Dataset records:

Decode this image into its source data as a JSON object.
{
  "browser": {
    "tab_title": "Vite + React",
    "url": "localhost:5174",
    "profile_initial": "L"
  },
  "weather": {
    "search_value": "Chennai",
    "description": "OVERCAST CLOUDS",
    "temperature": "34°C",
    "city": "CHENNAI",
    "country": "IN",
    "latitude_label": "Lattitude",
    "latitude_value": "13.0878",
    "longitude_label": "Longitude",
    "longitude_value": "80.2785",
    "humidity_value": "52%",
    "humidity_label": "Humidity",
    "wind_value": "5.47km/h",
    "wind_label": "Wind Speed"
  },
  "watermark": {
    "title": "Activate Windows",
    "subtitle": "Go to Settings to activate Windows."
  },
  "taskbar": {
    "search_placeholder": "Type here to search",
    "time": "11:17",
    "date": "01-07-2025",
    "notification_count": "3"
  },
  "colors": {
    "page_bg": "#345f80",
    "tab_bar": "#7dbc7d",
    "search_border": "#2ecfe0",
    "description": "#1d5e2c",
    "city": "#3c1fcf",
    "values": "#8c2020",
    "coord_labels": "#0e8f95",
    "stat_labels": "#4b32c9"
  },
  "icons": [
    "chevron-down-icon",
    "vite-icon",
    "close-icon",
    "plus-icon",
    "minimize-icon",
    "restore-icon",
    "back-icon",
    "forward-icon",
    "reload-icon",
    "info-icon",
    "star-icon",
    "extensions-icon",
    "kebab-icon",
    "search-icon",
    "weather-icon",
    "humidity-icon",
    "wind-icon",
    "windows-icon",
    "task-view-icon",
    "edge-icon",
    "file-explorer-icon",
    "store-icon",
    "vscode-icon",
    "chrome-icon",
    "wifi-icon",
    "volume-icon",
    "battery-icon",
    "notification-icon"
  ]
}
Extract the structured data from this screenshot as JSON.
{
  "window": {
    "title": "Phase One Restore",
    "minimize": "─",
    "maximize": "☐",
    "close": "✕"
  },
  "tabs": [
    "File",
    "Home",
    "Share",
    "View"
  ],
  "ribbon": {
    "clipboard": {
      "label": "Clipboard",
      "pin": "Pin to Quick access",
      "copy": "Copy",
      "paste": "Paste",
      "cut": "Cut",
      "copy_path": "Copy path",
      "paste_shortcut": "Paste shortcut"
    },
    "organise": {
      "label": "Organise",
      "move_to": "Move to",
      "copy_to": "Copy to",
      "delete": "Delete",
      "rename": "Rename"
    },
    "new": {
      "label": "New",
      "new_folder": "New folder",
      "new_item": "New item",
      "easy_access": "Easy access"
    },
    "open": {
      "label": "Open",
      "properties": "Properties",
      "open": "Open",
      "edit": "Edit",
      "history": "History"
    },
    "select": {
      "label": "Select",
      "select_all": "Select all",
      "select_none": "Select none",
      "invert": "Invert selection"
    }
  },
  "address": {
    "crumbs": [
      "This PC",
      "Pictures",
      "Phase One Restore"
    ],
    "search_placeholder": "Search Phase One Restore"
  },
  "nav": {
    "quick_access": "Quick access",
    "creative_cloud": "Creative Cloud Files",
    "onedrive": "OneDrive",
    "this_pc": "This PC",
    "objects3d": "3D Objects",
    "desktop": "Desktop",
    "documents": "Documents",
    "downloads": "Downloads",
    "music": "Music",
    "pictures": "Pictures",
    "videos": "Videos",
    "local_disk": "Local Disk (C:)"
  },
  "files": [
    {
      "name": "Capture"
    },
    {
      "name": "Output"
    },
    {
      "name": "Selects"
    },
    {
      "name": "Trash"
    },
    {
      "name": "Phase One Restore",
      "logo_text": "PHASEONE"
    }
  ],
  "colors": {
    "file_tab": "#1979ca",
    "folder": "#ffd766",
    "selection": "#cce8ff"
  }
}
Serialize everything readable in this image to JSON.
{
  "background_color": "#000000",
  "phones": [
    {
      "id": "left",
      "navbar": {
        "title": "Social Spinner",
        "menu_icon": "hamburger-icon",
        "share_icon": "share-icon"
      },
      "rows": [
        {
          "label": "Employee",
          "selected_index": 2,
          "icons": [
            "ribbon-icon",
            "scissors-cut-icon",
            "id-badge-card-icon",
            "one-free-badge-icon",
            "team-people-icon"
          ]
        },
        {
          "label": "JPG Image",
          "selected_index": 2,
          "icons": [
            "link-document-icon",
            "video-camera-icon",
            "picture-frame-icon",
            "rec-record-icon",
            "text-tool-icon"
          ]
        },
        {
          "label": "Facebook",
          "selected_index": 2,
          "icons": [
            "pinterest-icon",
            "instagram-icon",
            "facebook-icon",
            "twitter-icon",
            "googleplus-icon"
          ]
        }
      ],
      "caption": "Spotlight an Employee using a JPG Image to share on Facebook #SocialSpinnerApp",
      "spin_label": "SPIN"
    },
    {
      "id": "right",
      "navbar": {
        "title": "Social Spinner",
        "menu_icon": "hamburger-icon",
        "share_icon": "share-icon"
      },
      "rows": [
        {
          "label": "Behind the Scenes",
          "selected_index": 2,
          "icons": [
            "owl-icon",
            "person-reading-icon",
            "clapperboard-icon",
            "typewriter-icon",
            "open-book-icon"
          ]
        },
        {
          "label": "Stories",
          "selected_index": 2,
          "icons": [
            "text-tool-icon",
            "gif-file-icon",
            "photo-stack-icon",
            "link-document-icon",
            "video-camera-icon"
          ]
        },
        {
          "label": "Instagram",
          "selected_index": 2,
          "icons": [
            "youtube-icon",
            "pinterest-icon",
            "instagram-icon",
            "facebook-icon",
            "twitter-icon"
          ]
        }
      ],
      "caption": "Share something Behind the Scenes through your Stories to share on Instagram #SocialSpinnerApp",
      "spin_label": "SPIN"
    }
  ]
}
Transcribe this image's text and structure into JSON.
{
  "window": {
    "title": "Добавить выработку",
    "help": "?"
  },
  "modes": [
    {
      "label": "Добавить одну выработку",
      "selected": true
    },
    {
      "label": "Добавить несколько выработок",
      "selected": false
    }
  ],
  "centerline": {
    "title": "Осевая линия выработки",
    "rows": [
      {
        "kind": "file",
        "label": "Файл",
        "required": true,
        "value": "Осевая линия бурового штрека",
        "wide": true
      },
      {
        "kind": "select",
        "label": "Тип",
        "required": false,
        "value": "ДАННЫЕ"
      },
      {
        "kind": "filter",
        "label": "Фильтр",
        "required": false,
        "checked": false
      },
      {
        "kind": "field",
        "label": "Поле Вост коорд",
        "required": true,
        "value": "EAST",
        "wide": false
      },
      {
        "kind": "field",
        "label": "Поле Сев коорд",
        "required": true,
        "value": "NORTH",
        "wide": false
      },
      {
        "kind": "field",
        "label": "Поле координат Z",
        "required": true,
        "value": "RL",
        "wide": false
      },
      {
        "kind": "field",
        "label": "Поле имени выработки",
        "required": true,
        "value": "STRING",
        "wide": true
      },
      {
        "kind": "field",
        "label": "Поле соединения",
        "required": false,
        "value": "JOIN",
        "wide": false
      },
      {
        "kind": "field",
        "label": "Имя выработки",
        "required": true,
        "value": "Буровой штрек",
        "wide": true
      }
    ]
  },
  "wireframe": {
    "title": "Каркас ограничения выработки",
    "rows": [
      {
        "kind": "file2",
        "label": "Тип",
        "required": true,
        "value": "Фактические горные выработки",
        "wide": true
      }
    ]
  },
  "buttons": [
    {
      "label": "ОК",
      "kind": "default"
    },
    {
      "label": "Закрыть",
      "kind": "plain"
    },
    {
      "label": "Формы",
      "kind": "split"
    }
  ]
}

- Goal
Using the data above, print every record exactly as shown.

- Response
Decode this image into its source data as a JSON object.
{
  "browser": {
    "tab_title": "Vite + React",
    "url": "localhost:5174",
    "profile_initial": "L"
  },
  "weather": {
    "search_value": "Chennai",
    "description": "OVERCAST CLOUDS",
    "temperature": "34°C",
    "city": "CHENNAI",
    "country": "IN",
    "latitude_label": "Lattitude",
    "latitude_value": "13.0878",
    "longitude_label": "Longitude",
    "longitude_value": "80.2785",
    "humidity_value": "52%",
    "humidity_label": "Humidity",
    "wind_value": "5.47km/h",
    "wind_label": "Wind Speed"
  },
  "watermark": {
    "title": "Activate Windows",
    "subtitle": "Go to Settings to activate Windows."
  },
  "taskbar": {
    "search_placeholder": "Type here to search",
    "time": "11:17",
    "date": "01-07-2025",
    "notification_count": "3"
  },
  "colors": {
    "page_bg": "#345f80",
    "tab_bar": "#7dbc7d",
    "search_border": "#2ecfe0",
    "description": "#1d5e2c",
    "city": "#3c1fcf",
    "values": "#8c2020",
    "coord_labels": "#0e8f95",
    "stat_labels": "#4b32c9"
  },
  "icons": [
    "chevron-down-icon",
    "vite-icon",
    "close-icon",
    "plus-icon",
    "minimize-icon",
    "restore-icon",
    "back-icon",
    "forward-icon",
    "reload-icon",
    "info-icon",
    "star-icon",
    "extensions-icon",
    "kebab-icon",
    "search-icon",
    "weather-icon",
    "humidity-icon",
    "wind-icon",
    "windows-icon",
    "task-view-icon",
    "edge-icon",
    "file-explorer-icon",
    "store-icon",
    "vscode-icon",
    "chrome-icon",
    "wifi-icon",
    "volume-icon",
    "battery-icon",
    "notification-icon"
  ]
}
Extract the structured data from this screenshot as JSON.
{
  "window": {
    "title": "Phase One Restore",
    "minimize": "─",
    "maximize": "☐",
    "close": "✕"
  },
  "tabs": [
    "File",
    "Home",
    "Share",
    "View"
  ],
  "ribbon": {
    "clipboard": {
      "label": "Clipboard",
      "pin": "Pin to Quick access",
      "copy": "Copy",
      "paste": "Paste",
      "cut": "Cut",
      "copy_path": "Copy path",
      "paste_shortcut": "Paste shortcut"
    },
    "organise": {
      "label": "Organise",
      "move_to": "Move to",
      "copy_to": "Copy to",
      "delete": "Delete",
      "rename": "Rename"
    },
    "new": {
      "label": "New",
      "new_folder": "New folder",
      "new_item": "New item",
      "easy_access": "Easy access"
    },
    "open": {
      "label": "Open",
      "properties": "Properties",
      "open": "Open",
      "edit": "Edit",
      "history": "History"
    },
    "select": {
      "label": "Select",
      "select_all": "Select all",
      "select_none": "Select none",
      "invert": "Invert selection"
    }
  },
  "address": {
    "crumbs": [
      "This PC",
      "Pictures",
      "Phase One Restore"
    ],
    "search_placeholder": "Search Phase One Restore"
  },
  "nav": {
    "quick_access": "Quick access",
    "creative_cloud": "Creative Cloud Files",
    "onedrive": "OneDrive",
    "this_pc": "This PC",
    "objects3d": "3D Objects",
    "desktop": "Desktop",
    "documents": "Documents",
    "downloads": "Downloads",
    "music": "Music",
    "pictures": "Pictures",
    "videos": "Videos",
    "local_disk": "Local Disk (C:)"
  },
  "files": [
    {
      "name": "Capture"
    },
    {
      "name": "Output"
    },
    {
      "name": "Selects"
    },
    {
      "name": "Trash"
    },
    {
      "name": "Phase One Restore",
      "logo_text": "PHASEONE"
    }
  ],
  "colors": {
    "file_tab": "#1979ca",
    "folder": "#ffd766",
    "selection": "#cce8ff"
  }
}
Serialize everything readable in this image to JSON.
{
  "background_color": "#000000",
  "phones": [
    {
      "id": "left",
      "navbar": {
        "title": "Social Spinner",
        "menu_icon": "hamburger-icon",
        "share_icon": "share-icon"
      },
      "rows": [
        {
          "label": "Employee",
          "selected_index": 2,
          "icons": [
            "ribbon-icon",
            "scissors-cut-icon",
            "id-badge-card-icon",
            "one-free-badge-icon",
            "team-people-icon"
          ]
        },
        {
          "label": "JPG Image",
          "selected_index": 2,
          "icons": [
            "link-document-icon",
            "video-camera-icon",
            "picture-frame-icon",
            "rec-record-icon",
            "text-tool-icon"
          ]
        },
        {
          "label": "Facebook",
          "selected_index": 2,
          "icons": [
            "pinterest-icon",
            "instagram-icon",
            "facebook-icon",
            "twitter-icon",
            "googleplus-icon"
          ]
        }
      ],
      "caption": "Spotlight an Employee using a JPG Image to share on Facebook #SocialSpinnerApp",
      "spin_label": "SPIN"
    },
    {
      "id": "right",
      "navbar": {
        "title": "Social Spinner",
        "menu_icon": "hamburger-icon",
        "share_icon": "share-icon"
      },
      "rows": [
        {
          "label": "Behind the Scenes",
          "selected_index": 2,
          "icons": [
            "owl-icon",
            "person-reading-icon",
            "clapperboard-icon",
            "typewriter-icon",
            "open-book-icon"
          ]
        },
        {
          "label": "Stories",
          "selected_index": 2,
          "icons": [
            "text-tool-icon",
            "gif-file-icon",
            "photo-stack-icon",
            "link-document-icon",
            "video-camera-icon"
          ]
        },
        {
          "label": "Instagram",
          "selected_index": 2,
          "icons": [
            "youtube-icon",
            "pinterest-icon",
            "instagram-icon",
            "facebook-icon",
            "twitter-icon"
          ]
        }
      ],
      "caption": "Share something Behind the Scenes through your Stories to share on Instagram #SocialSpinnerApp",
      "spin_label": "SPIN"
    }
  ]
}
Transcribe this image's text and structure into JSON.
{
  "window": {
    "title": "Добавить выработку",
    "help": "?"
  },
  "modes": [
    {
      "label": "Добавить одну выработку",
      "selected": true
    },
    {
      "label": "Добавить несколько выработок",
      "selected": false
    }
  ],
  "centerline": {
    "title": "Осевая линия выработки",
    "rows": [
      {
        "kind": "file",
        "label": "Файл",
        "required": true,
        "value": "Осевая линия бурового штрека",
        "wide": true
      },
      {
        "kind": "select",
        "label": "Тип",
        "required": false,
        "value": "ДАННЫЕ"
      },
      {
        "kind": "filter",
        "label": "Фильтр",
        "required": false,
        "checked": false
      },
      {
        "kind": "field",
        "label": "Поле Вост коорд",
        "required": true,
        "value": "EAST",
        "wide": false
      },
      {
        "kind": "field",
        "label": "Поле Сев коорд",
        "required": true,
        "value": "NORTH",
        "wide": false
      },
      {
        "kind": "field",
        "label": "Поле координат Z",
        "required": true,
        "value": "RL",
        "wide": false
      },
      {
        "kind": "field",
        "label": "Поле имени выработки",
        "required": true,
        "value": "STRING",
        "wide": true
      },
      {
        "kind": "field",
        "label": "Поле соединения",
        "required": false,
        "value": "JOIN",
        "wide": false
      },
      {
        "kind": "field",
        "label": "Имя выработки",
        "required": true,
        "value": "Буровой штрек",
        "wide": true
      }
    ]
  },
  "wireframe": {
    "title": "Каркас ограничения выработки",
    "rows": [
      {
        "kind": "file2",
        "label": "Тип",
        "required": true,
        "value": "Фактические горные выработки",
        "wide": true
      }
    ]
  },
  "buttons": [
    {
      "label": "ОК",
      "kind": "default"
    },
    {
      "label": "Закрыть",
      "kind": "plain"
    },
    {
      "label": "Формы",
      "kind": "split"
    }
  ]
}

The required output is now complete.